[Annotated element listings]
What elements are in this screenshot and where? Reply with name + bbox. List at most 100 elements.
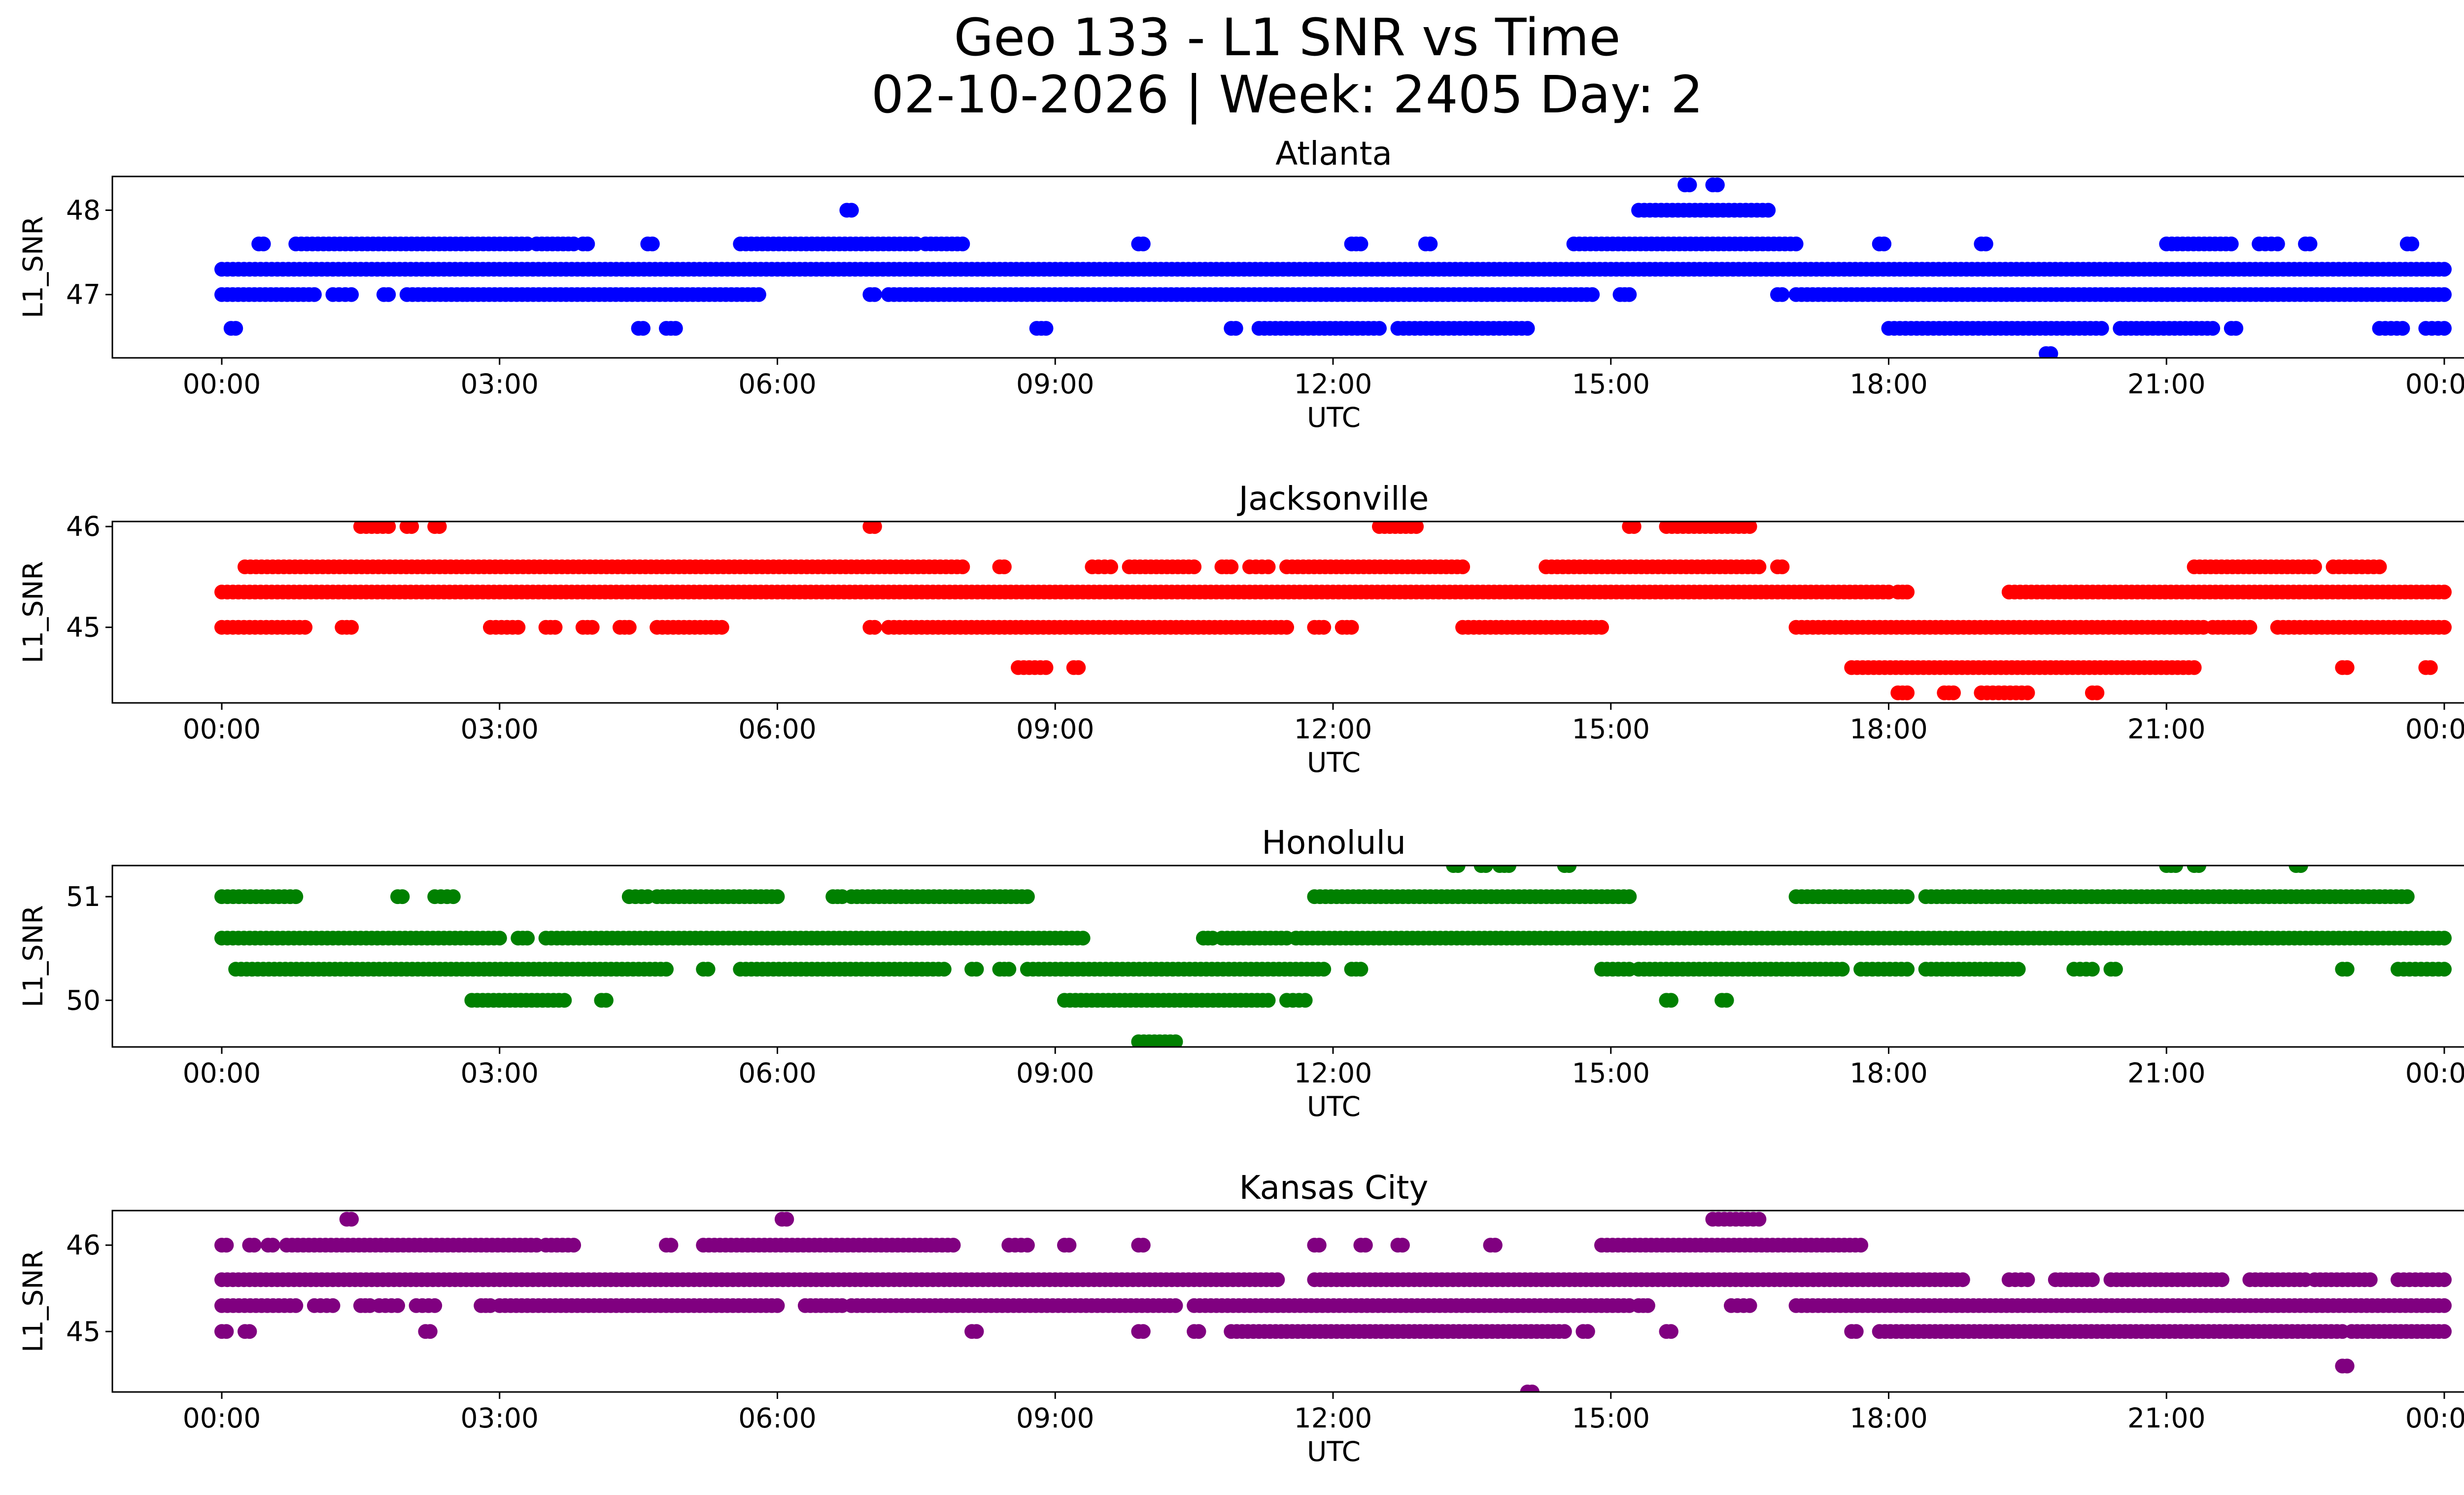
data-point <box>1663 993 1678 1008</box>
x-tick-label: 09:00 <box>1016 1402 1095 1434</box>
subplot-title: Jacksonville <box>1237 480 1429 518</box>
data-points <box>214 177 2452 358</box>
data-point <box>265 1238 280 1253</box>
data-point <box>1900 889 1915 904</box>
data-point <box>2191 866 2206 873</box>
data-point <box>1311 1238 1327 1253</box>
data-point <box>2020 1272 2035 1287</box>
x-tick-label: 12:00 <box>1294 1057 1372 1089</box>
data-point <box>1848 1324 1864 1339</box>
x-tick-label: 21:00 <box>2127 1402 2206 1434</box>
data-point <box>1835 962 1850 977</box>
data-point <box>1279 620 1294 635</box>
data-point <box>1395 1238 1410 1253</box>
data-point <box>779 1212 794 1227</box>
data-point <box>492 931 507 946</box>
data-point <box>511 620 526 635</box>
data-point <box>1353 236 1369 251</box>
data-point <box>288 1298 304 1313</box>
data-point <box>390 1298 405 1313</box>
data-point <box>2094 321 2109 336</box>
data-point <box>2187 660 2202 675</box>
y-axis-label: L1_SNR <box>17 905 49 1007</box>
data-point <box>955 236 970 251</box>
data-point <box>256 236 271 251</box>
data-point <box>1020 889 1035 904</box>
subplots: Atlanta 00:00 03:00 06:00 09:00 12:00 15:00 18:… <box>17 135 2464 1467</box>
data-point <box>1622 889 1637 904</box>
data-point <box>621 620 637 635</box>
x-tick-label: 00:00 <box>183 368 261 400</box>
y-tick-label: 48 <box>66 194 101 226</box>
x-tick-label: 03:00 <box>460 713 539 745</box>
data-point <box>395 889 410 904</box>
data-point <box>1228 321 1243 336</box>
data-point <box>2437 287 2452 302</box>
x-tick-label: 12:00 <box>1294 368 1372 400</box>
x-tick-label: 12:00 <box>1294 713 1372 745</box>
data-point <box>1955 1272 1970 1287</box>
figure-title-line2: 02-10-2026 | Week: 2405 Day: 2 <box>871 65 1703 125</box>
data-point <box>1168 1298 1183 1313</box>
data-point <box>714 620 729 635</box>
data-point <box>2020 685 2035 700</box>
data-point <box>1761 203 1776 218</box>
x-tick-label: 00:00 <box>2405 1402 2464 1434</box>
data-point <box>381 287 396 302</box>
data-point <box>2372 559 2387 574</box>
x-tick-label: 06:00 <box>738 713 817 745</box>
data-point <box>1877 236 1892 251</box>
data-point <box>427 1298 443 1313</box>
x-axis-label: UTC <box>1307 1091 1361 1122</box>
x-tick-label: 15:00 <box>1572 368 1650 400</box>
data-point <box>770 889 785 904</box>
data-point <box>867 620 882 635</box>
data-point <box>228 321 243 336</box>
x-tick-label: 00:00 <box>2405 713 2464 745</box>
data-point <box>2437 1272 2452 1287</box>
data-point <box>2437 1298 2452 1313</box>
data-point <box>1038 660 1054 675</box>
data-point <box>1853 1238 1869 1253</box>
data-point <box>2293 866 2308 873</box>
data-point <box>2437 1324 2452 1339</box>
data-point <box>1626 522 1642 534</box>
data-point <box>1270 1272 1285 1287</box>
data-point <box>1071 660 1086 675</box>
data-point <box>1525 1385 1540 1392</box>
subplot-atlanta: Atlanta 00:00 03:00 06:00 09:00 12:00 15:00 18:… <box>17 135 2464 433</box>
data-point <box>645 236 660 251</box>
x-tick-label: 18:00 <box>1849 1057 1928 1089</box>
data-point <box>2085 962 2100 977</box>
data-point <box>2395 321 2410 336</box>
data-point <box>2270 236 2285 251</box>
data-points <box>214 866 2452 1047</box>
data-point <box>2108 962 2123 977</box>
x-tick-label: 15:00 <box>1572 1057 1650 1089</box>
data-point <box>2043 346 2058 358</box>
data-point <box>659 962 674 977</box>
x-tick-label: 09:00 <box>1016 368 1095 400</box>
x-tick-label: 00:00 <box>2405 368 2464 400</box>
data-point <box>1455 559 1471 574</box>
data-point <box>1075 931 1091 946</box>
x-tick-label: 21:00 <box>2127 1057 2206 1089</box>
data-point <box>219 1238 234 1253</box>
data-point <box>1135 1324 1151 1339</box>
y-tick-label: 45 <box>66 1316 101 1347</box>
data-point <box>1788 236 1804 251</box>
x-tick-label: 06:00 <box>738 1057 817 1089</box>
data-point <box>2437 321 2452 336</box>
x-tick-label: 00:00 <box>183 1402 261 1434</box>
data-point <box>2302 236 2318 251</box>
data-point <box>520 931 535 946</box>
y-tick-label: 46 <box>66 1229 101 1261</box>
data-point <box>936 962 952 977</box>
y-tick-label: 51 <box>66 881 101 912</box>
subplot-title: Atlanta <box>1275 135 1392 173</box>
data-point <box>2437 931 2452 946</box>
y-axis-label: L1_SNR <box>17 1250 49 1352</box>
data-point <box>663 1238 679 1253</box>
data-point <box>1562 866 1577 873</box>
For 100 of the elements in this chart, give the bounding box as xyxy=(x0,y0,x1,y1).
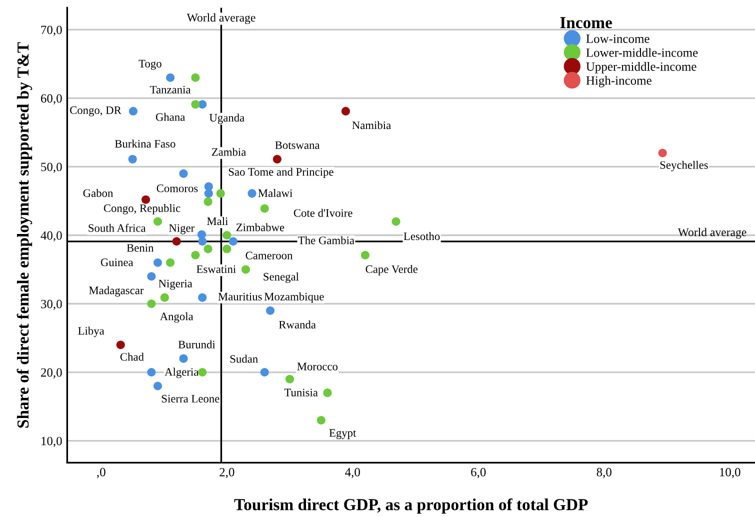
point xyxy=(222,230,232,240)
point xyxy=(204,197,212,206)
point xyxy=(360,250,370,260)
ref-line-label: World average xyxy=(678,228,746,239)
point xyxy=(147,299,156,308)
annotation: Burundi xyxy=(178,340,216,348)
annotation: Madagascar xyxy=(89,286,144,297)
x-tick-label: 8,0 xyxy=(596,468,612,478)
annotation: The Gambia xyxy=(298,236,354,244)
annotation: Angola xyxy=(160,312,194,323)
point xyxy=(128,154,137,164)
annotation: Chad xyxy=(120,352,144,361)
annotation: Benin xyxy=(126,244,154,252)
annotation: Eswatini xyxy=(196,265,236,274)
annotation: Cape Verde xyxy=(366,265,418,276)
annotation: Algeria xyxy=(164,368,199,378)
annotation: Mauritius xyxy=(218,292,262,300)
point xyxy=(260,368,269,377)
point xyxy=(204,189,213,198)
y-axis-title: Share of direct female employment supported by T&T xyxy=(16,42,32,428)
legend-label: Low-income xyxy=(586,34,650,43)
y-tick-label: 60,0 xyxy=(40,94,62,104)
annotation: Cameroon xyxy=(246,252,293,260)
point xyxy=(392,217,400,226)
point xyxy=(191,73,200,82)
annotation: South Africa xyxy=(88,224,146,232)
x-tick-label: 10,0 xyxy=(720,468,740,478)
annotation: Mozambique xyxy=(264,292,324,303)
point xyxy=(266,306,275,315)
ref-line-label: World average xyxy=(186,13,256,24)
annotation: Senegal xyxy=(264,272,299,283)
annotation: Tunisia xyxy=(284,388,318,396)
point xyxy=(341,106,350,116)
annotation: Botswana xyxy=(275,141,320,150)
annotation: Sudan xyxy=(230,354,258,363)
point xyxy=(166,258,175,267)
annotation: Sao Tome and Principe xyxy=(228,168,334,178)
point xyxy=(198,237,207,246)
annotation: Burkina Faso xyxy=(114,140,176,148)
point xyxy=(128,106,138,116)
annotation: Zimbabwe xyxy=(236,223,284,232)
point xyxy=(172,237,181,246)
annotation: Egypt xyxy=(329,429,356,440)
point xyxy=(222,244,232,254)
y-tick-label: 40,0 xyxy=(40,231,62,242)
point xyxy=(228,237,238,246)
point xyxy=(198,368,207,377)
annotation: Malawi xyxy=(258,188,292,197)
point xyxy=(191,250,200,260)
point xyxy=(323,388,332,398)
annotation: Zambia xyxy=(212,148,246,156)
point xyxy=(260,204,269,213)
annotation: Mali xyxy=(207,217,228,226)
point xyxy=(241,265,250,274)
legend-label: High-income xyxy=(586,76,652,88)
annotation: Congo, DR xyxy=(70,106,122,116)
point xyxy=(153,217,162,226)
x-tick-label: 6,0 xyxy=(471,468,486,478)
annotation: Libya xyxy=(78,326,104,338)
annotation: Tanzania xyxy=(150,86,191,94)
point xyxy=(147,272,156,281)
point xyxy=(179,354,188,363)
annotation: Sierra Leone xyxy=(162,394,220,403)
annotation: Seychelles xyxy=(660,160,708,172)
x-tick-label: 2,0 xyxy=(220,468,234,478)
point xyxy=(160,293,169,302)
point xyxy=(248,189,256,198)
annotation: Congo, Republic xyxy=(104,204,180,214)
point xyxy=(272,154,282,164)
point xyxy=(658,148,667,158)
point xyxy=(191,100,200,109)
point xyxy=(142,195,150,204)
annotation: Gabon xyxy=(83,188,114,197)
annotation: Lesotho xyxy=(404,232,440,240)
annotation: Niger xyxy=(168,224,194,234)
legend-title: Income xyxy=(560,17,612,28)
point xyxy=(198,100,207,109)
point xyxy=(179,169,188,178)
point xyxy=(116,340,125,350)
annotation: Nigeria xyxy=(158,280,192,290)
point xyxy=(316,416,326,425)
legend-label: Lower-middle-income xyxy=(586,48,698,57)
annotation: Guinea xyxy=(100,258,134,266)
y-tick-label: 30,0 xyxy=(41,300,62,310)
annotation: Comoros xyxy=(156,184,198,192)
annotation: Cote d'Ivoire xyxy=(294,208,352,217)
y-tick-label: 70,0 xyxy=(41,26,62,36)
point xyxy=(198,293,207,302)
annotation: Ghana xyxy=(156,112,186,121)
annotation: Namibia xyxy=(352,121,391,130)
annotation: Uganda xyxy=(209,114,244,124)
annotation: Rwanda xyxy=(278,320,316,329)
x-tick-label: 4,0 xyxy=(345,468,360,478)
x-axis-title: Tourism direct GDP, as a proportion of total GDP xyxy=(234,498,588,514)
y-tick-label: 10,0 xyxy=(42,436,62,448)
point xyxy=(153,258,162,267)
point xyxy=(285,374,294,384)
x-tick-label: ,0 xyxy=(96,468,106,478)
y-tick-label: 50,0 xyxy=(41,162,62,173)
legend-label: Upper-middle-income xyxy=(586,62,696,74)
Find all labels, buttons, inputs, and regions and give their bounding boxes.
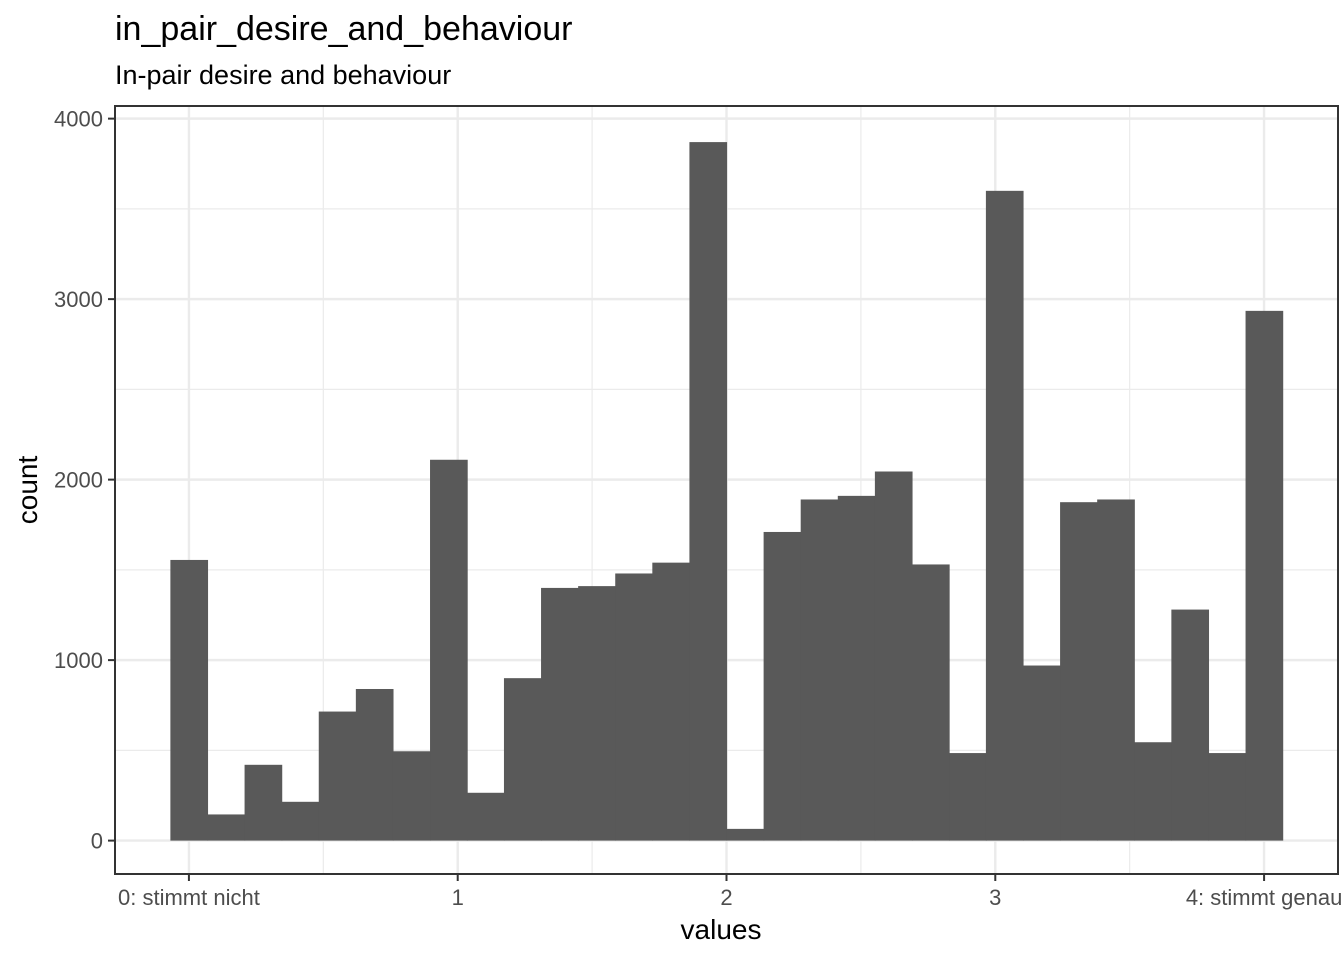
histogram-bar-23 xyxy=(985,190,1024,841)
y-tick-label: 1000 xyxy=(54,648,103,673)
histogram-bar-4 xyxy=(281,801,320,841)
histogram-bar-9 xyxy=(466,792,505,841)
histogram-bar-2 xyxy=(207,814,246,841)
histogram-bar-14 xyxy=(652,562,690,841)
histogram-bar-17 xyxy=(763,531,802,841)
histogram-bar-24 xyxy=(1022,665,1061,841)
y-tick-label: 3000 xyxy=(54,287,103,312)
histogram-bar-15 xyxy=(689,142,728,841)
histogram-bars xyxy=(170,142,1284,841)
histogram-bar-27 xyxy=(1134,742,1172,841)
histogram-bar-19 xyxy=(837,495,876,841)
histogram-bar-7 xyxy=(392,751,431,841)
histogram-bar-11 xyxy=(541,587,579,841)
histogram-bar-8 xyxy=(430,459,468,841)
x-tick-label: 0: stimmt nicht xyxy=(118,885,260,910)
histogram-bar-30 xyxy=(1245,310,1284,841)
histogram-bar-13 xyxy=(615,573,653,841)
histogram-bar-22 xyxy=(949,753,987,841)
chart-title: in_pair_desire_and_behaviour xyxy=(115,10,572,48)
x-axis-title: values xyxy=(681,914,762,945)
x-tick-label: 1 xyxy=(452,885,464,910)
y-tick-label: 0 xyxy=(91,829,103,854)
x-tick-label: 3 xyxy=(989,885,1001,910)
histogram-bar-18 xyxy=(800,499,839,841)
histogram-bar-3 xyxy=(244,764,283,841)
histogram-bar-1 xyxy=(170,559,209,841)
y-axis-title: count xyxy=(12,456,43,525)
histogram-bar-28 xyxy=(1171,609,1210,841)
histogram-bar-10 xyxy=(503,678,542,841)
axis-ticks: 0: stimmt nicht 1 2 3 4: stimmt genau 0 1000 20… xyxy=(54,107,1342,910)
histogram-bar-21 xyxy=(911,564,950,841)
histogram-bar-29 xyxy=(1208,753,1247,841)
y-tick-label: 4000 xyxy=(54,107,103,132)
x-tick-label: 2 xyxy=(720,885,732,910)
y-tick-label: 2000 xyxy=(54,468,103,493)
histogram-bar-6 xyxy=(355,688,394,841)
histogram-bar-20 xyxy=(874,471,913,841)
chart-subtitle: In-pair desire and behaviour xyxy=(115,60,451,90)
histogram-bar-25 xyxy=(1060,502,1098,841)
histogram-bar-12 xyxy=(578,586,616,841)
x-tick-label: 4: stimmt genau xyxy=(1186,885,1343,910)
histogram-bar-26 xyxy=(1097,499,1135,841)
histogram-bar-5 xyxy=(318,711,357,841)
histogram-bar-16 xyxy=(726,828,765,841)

WHAT YOU SHOULD DO: Please reproduce without changes the lines of the records from the line with "point xyxy=(222,230,232,240)" up to and including the line with "annotation: The Gambia xyxy=(298,236,354,244)".

TASK RESULT:
point xyxy=(222,230,232,240)
point xyxy=(204,197,212,206)
point xyxy=(360,250,370,260)
ref-line-label: World average xyxy=(678,228,746,239)
point xyxy=(147,299,156,308)
annotation: Burundi xyxy=(178,340,216,348)
annotation: Madagascar xyxy=(89,286,144,297)
x-tick-label: 8,0 xyxy=(596,468,612,478)
annotation: The Gambia xyxy=(298,236,354,244)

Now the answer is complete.